__WORK TO BE COMPLETED__. Report the number of lines in these entries that contain "text". Write only the number.

(Data entries)

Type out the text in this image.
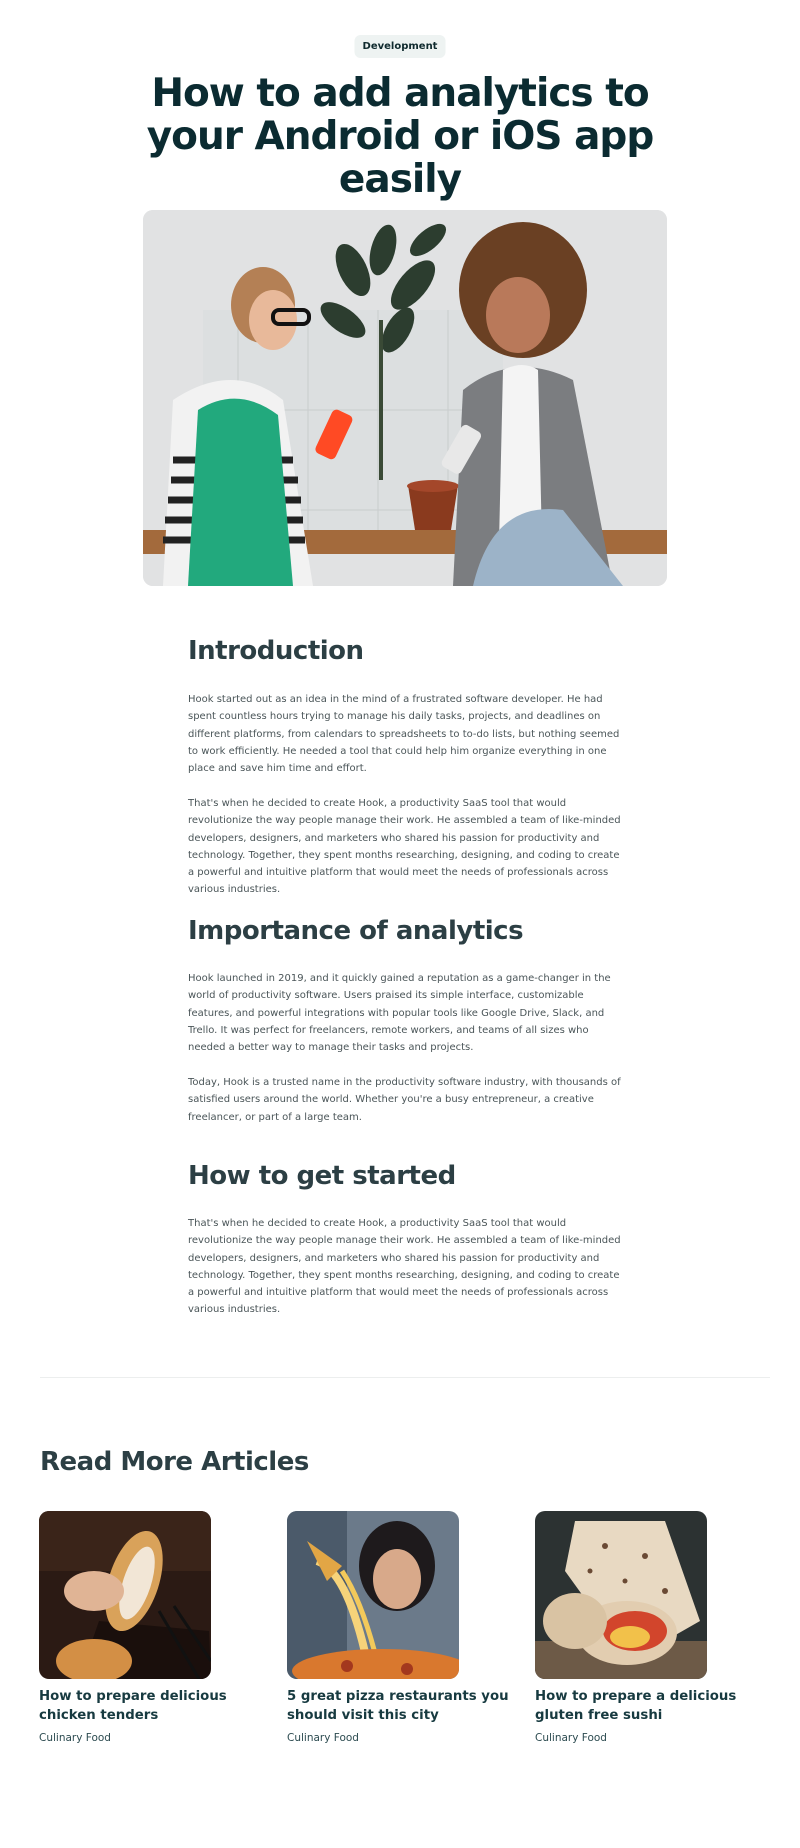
Development
How to add analytics to your Android or iOS app easily
Introduction

Hook started out as an idea in the mind of a frustrated software developer. He had spent countless hours trying to manage his daily tasks, projects, and deadlines on different platforms, from calendars to spreadsheets to to-do lists, but nothing seemed to work efficiently. He needed a tool that could help him organize everything in one place and save him time and effort.

That's when he decided to create Hook, a productivity SaaS tool that would revolutionize the way people manage their work. He assembled a team of like-minded developers, designers, and marketers who shared his passion for productivity and technology. Together, they spent months researching, designing, and coding to create a powerful and intuitive platform that would meet the needs of professionals across various industries.

Importance of analytics

Hook launched in 2019, and it quickly gained a reputation as a game-changer in the world of productivity software. Users praised its simple interface, customizable features, and powerful integrations with popular tools like Google Drive, Slack, and Trello. It was perfect for freelancers, remote workers, and teams of all sizes who needed a better way to manage their tasks and projects.

Today, Hook is a trusted name in the productivity software industry, with thousands of satisfied users around the world. Whether you're a busy entrepreneur, a creative freelancer, or part of a large team.

How to get started

That's when he decided to create Hook, a productivity SaaS tool that would revolutionize the way people manage their work. He assembled a team of like-minded developers, designers, and marketers who shared his passion for productivity and technology. Together, they spent months researching, designing, and coding to create a powerful and intuitive platform that would meet the needs of professionals across various industries.

Read More Articles
How to prepare delicious chicken tenders
Culinary Food
5 great pizza restaurants you should visit this city
Culinary Food
How to prepare a delicious gluten free sushi
Culinary Food
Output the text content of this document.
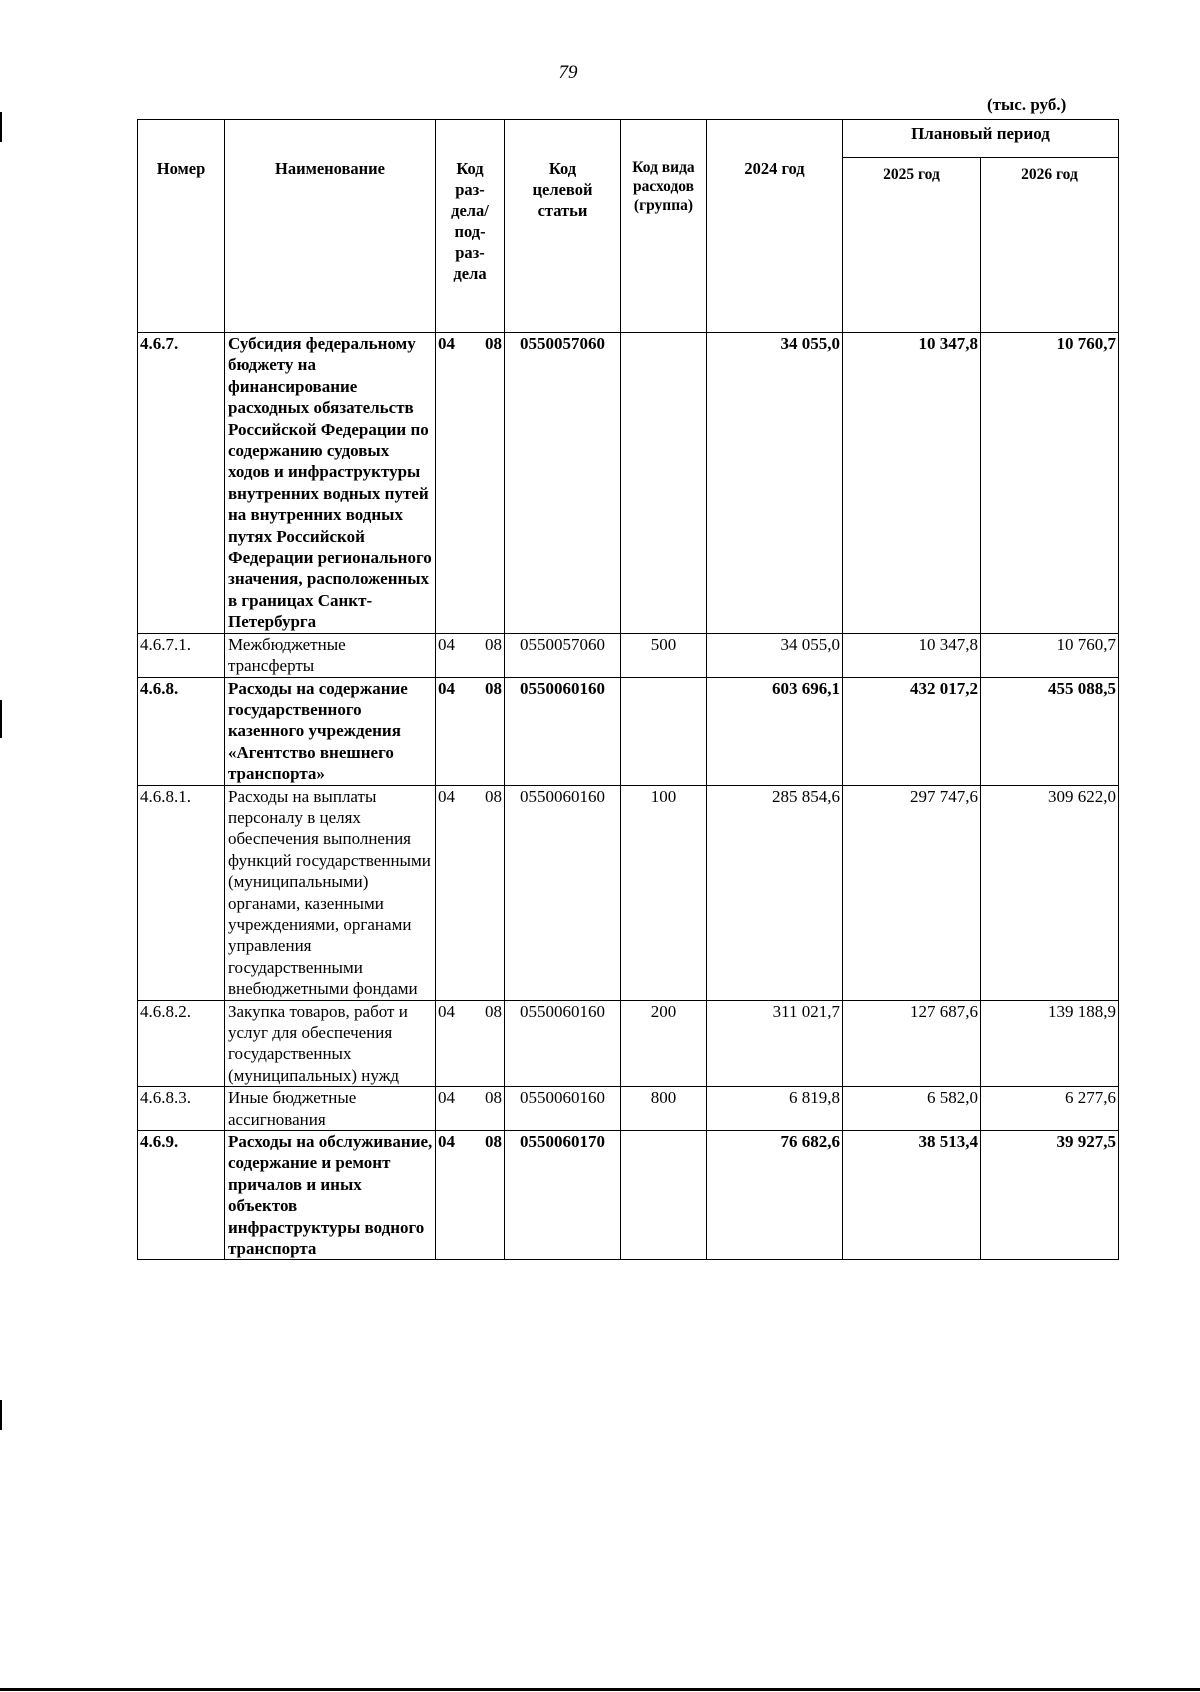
79
(тыс. руб.)
Номер	Наименование	Код раз-дела/ под-раз-дела	Код целевой статьи	Код вида расходов (группа)	2024 год	Плановый период	
						2025 год	2026 год
4.6.7.	Субсидия федеральному бюджету на финансирование расходных обязательств Российской Федерации по содержанию судовых ходов и инфраструктуры внутренних водных путей на внутренних водных путях Российской Федерации регионального значения, расположенных в границах Санкт-Петербурга	04 08	0550057060		34 055,0	10 347,8	10 760,7
4.6.7.1.	Межбюджетные трансферты	04 08	0550057060	500	34 055,0	10 347,8	10 760,7
4.6.8.	Расходы на содержание государственного казенного учреждения «Агентство внешнего транспорта»	04 08	0550060160		603 696,1	432 017,2	455 088,5
4.6.8.1.	Расходы на выплаты персоналу в целях обеспечения выполнения функций государственными (муниципальными) органами, казенными учреждениями, органами управления государственными внебюджетными фондами	04 08	0550060160	100	285 854,6	297 747,6	309 622,0
4.6.8.2.	Закупка товаров, работ и услуг для обеспечения государственных (муниципальных) нужд	04 08	0550060160	200	311 021,7	127 687,6	139 188,9
4.6.8.3.	Иные бюджетные ассигнования	04 08	0550060160	800	6 819,8	6 582,0	6 277,6
4.6.9.	Расходы на обслуживание, содержание и ремонт причалов и иных объектов инфраструктуры водного транспорта	04 08	0550060170		76 682,6	38 513,4	39 927,5
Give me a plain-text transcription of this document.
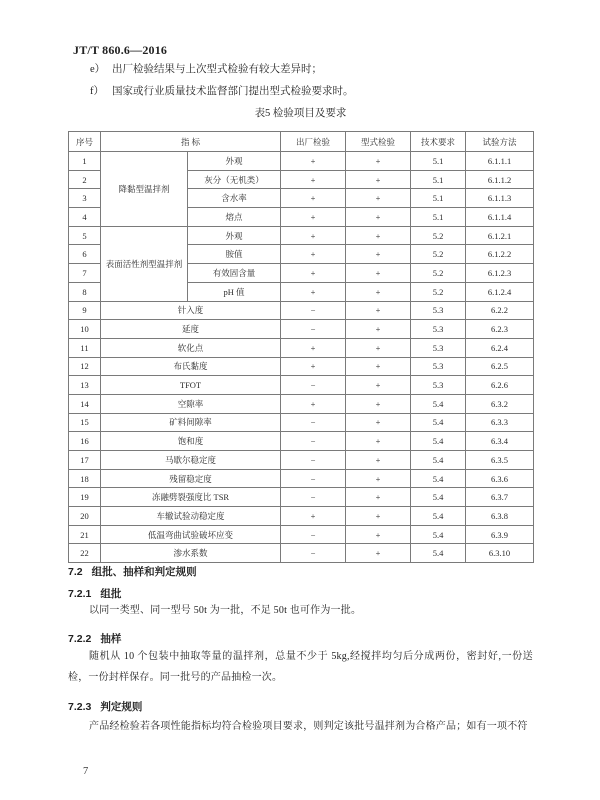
JT/T 860.6—2016
e） 出厂检验结果与上次型式检验有较大差异时；
f） 国家或行业质量技术监督部门提出型式检验要求时。
表5 检验项目及要求
序号	指 标		出厂检验	型式检验	技术要求	试验方法
1	降黏型温拌剂	外观	+	+	5.1	6.1.1.1
2		灰分（无机类）	+	+	5.1	6.1.1.2
3		含水率	+	+	5.1	6.1.1.3
4		熔点	+	+	5.1	6.1.1.4
5	表面活性剂型温拌剂	外观	+	+	5.2	6.1.2.1
6		胺值	+	+	5.2	6.1.2.2
7		有效固含量	+	+	5.2	6.1.2.3
8		pH 值	+	+	5.2	6.1.2.4
9	针入度		−	+	5.3	6.2.2
10	延度		−	+	5.3	6.2.3
11	软化点		+	+	5.3	6.2.4
12	布氏黏度		+	+	5.3	6.2.5
13	TFOT		−	+	5.3	6.2.6
14	空隙率		+	+	5.4	6.3.2
15	矿料间隙率		−	+	5.4	6.3.3
16	饱和度		−	+	5.4	6.3.4
17	马歇尔稳定度		−	+	5.4	6.3.5
18	残留稳定度		−	+	5.4	6.3.6
19	冻融劈裂强度比 TSR		−	+	5.4	6.3.7
20	车辙试验动稳定度		+	+	5.4	6.3.8
21	低温弯曲试验破坏应变		−	+	5.4	6.3.9
22	渗水系数		−	+	5.4	6.3.10
7.2 组批、抽样和判定规则
7.2.1 组批
以同一类型、同一型号 50t 为一批，不足 50t 也可作为一批。
7.2.2 抽样
随机从 10 个包装中抽取等量的温拌剂，总量不少于 5kg,经搅拌均匀后分成两份，密封好,一份送检，一份封样保存。同一批号的产品抽检一次。
7.2.3 判定规则
产品经检验若各项性能指标均符合检验项目要求，则判定该批号温拌剂为合格产品；如有一项不符
7
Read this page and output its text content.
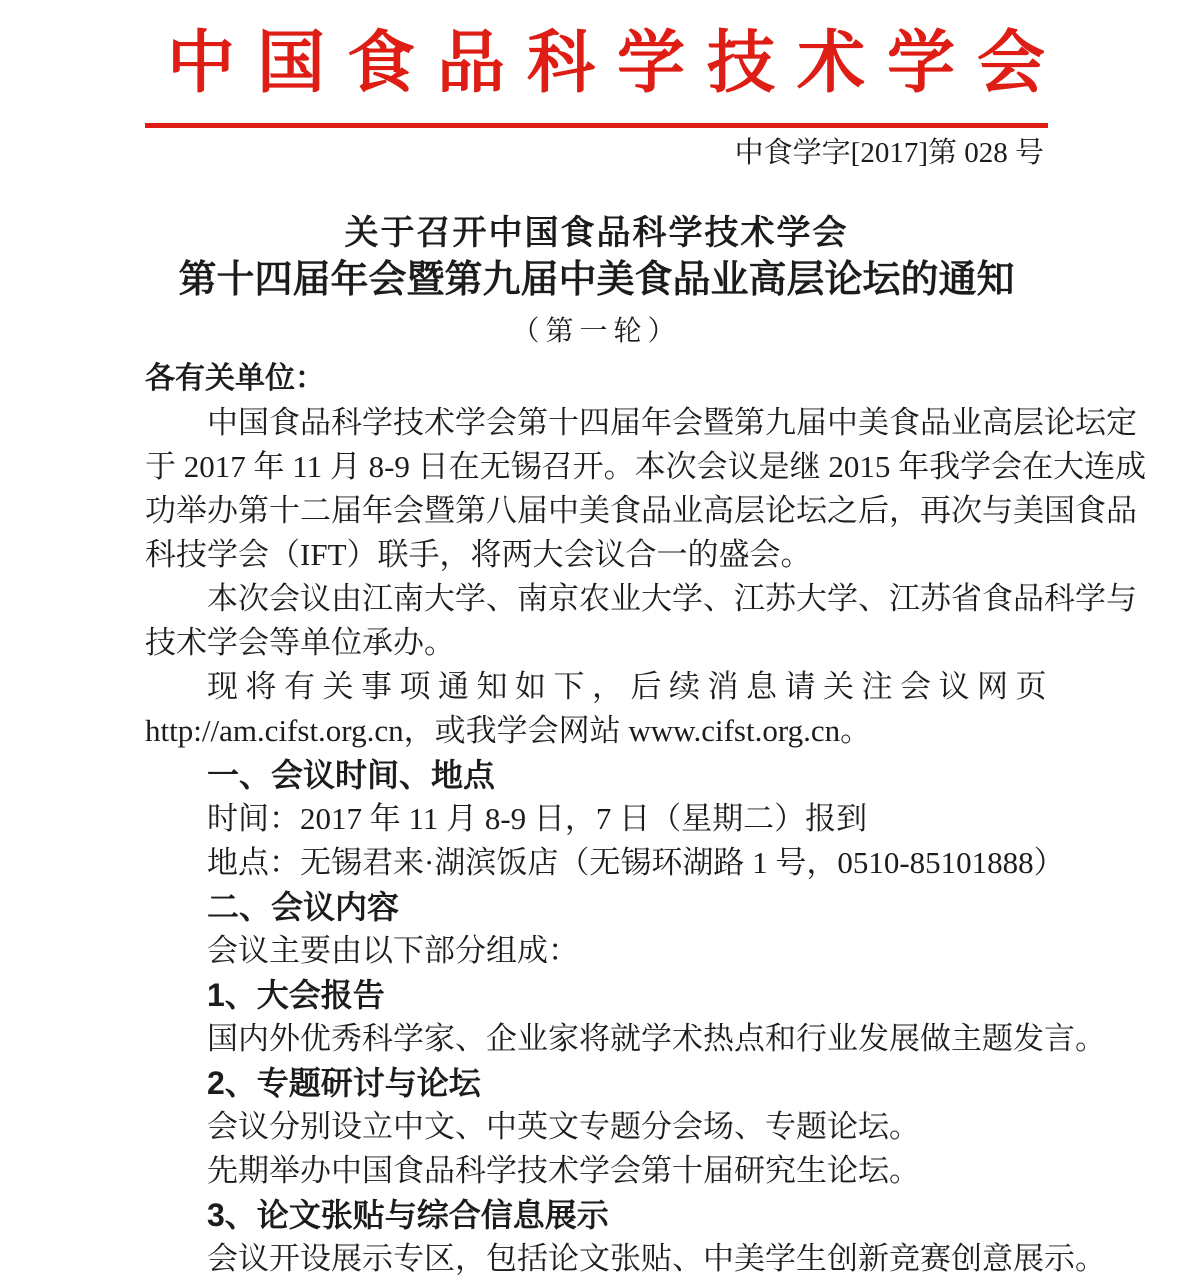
中国食品科学技术学会
中食学字[2017]第 028 号
关于召开中国食品科学技术学会
第十四届年会暨第九届中美食品业高层论坛的通知
（第一轮）
各有关单位：
中国食品科学技术学会第十四届年会暨第九届中美食品业高层论坛定
于 2017 年 11 月 8-9 日在无锡召开。本次会议是继 2015 年我学会在大连成
功举办第十二届年会暨第八届中美食品业高层论坛之后，再次与美国食品
科技学会（IFT）联手，将两大会议合一的盛会。
本次会议由江南大学、南京农业大学、江苏大学、江苏省食品科学与
技术学会等单位承办。
现将有关事项通知如下，后续消息请关注会议网页
http://am.cifst.org.cn，或我学会网站 www.cifst.org.cn。
一、会议时间、地点
时间：2017 年 11 月 8-9 日，7 日（星期二）报到
地点：无锡君来·湖滨饭店（无锡环湖路 1 号，0510-85101888）
二、会议内容
会议主要由以下部分组成：
1、大会报告
国内外优秀科学家、企业家将就学术热点和行业发展做主题发言。
2、专题研讨与论坛
会议分别设立中文、中英文专题分会场、专题论坛。
先期举办中国食品科学技术学会第十届研究生论坛。
3、论文张贴与综合信息展示
会议开设展示专区，包括论文张贴、中美学生创新竞赛创意展示。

__THE ANSWER__. 4